Spatial layout records:

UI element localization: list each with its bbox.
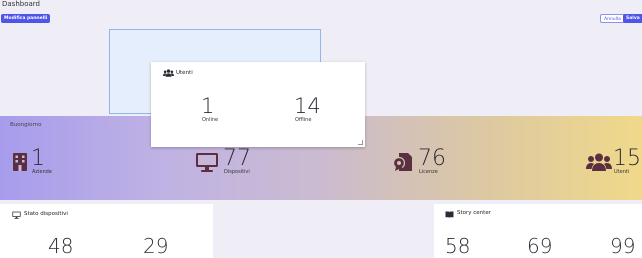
story-center-value-3: 99 bbox=[610, 234, 636, 258]
book-icon bbox=[445, 211, 454, 218]
stat-value-licenses: 76 bbox=[418, 146, 446, 171]
stat-value-devices: 77 bbox=[223, 146, 251, 171]
stat-label-users: Utenti bbox=[614, 169, 630, 175]
stat-value-users: 15 bbox=[613, 146, 641, 171]
device-status-value-1: 48 bbox=[48, 234, 74, 258]
building-icon bbox=[12, 152, 28, 171]
story-center-panel[interactable]: Story center 58 69 99 bbox=[434, 204, 642, 258]
stat-label-companies: Aziende bbox=[32, 169, 52, 175]
device-status-panel[interactable]: Stato dispositivi 48 29 bbox=[0, 204, 213, 258]
license-icon bbox=[393, 152, 413, 172]
story-center-value-1: 58 bbox=[445, 234, 471, 258]
stat-label-licenses: Licenze bbox=[419, 169, 438, 175]
stat-value-companies: 1 bbox=[31, 146, 45, 171]
story-center-title: Story center bbox=[457, 210, 491, 216]
story-center-value-2: 69 bbox=[527, 234, 553, 258]
users-online-label: Online bbox=[202, 117, 219, 123]
greeting-text: Buongiorno bbox=[10, 122, 42, 128]
stat-label-devices: Dispositivi bbox=[224, 169, 250, 175]
users-online-value: 1 bbox=[201, 94, 215, 118]
device-status-icon bbox=[12, 211, 21, 219]
users-offline-value: 14 bbox=[294, 94, 321, 118]
device-status-title: Stato dispositivi bbox=[24, 211, 68, 217]
resize-handle[interactable] bbox=[358, 140, 363, 145]
edit-panels-button[interactable]: Modifica pannelli bbox=[1, 14, 51, 23]
page-title: Dashboard bbox=[2, 0, 40, 8]
users-panel-title: Utenti bbox=[176, 70, 193, 76]
device-status-value-2: 29 bbox=[143, 234, 169, 258]
users-icon bbox=[586, 153, 612, 171]
cancel-button[interactable]: Annulla bbox=[600, 14, 625, 23]
users-offline-label: Offline bbox=[295, 117, 312, 123]
users-panel-icon bbox=[163, 69, 174, 77]
monitor-icon bbox=[195, 152, 219, 172]
users-panel[interactable]: Utenti 1 Online 14 Offline bbox=[151, 62, 365, 147]
save-button[interactable]: Salva bbox=[623, 14, 642, 23]
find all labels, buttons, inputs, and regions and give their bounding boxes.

**TO DO:** Transcribe, without alteration, every line of the records above from the one containing "story-center-value-3: 99 bbox=[610, 234, 636, 258]" down to the one containing "page-title: Dashboard bbox=[2, 0, 40, 8]", including both of those lines.

**REPLY:**
story-center-value-3: 99 bbox=[610, 234, 636, 258]
book-icon bbox=[445, 211, 454, 218]
stat-value-licenses: 76 bbox=[418, 146, 446, 171]
stat-value-devices: 77 bbox=[223, 146, 251, 171]
stat-label-users: Utenti bbox=[614, 169, 630, 175]
stat-value-users: 15 bbox=[613, 146, 641, 171]
device-status-value-1: 48 bbox=[48, 234, 74, 258]
building-icon bbox=[12, 152, 28, 171]
story-center-panel[interactable]: Story center 58 69 99 bbox=[434, 204, 642, 258]
stat-label-companies: Aziende bbox=[32, 169, 52, 175]
device-status-panel[interactable]: Stato dispositivi 48 29 bbox=[0, 204, 213, 258]
license-icon bbox=[393, 152, 413, 172]
story-center-value-1: 58 bbox=[445, 234, 471, 258]
stat-label-licenses: Licenze bbox=[419, 169, 438, 175]
stat-value-companies: 1 bbox=[31, 146, 45, 171]
story-center-title: Story center bbox=[457, 210, 491, 216]
story-center-value-2: 69 bbox=[527, 234, 553, 258]
users-online-label: Online bbox=[202, 117, 219, 123]
greeting-text: Buongiorno bbox=[10, 122, 42, 128]
stat-label-devices: Dispositivi bbox=[224, 169, 250, 175]
users-online-value: 1 bbox=[201, 94, 215, 118]
device-status-icon bbox=[12, 211, 21, 219]
users-offline-value: 14 bbox=[294, 94, 321, 118]
device-status-title: Stato dispositivi bbox=[24, 211, 68, 217]
resize-handle[interactable] bbox=[358, 140, 363, 145]
edit-panels-button[interactable]: Modifica pannelli bbox=[1, 14, 51, 23]
page-title: Dashboard bbox=[2, 0, 40, 8]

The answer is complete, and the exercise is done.